> Objective
Using the listing below, report all lines holding the word "влажность".

***** Stored rows

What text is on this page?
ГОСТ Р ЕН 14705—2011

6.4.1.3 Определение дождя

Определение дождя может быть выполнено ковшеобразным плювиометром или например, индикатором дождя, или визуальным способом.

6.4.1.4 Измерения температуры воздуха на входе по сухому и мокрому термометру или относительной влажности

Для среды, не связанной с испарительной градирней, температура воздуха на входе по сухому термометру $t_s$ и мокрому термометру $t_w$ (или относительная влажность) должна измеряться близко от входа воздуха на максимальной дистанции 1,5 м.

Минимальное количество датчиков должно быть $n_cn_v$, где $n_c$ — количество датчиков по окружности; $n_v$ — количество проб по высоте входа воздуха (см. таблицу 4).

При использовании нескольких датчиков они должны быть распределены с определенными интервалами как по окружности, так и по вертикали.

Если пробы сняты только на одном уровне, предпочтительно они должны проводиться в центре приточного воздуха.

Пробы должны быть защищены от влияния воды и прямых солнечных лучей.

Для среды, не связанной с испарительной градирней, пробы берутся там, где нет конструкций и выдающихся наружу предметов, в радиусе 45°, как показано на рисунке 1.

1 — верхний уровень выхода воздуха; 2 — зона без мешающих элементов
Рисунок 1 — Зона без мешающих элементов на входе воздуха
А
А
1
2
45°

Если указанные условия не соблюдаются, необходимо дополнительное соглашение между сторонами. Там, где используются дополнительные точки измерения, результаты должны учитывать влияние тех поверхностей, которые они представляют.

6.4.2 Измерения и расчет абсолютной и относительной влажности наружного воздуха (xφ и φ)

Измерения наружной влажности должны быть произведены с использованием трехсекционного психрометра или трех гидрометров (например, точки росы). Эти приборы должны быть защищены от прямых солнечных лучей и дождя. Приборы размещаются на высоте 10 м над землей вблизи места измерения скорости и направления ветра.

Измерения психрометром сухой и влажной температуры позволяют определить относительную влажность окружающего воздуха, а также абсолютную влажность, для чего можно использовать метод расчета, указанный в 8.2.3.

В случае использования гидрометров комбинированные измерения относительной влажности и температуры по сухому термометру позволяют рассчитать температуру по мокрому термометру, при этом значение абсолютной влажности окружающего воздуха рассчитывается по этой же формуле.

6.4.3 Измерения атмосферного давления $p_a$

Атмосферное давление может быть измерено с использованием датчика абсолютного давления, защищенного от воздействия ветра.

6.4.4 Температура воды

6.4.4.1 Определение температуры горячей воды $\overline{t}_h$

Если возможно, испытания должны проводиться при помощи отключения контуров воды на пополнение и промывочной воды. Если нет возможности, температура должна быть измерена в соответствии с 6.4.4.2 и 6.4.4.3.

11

**********

> Output for this task
Для среды, не связанной с испарительной градирней, температура воздуха на входе по сухому термометру $t_s$ и мокрому термометру $t_w$ (или относительная влажность) должна измеряться близко от входа воздуха на максимальной дистанции 1,5 м.
Измерения психрометром сухой и влажной температуры позволяют определить относительную влажность окружающего воздуха, а также абсолютную влажность, для чего можно использовать метод расчета, указанный в 8.2.3.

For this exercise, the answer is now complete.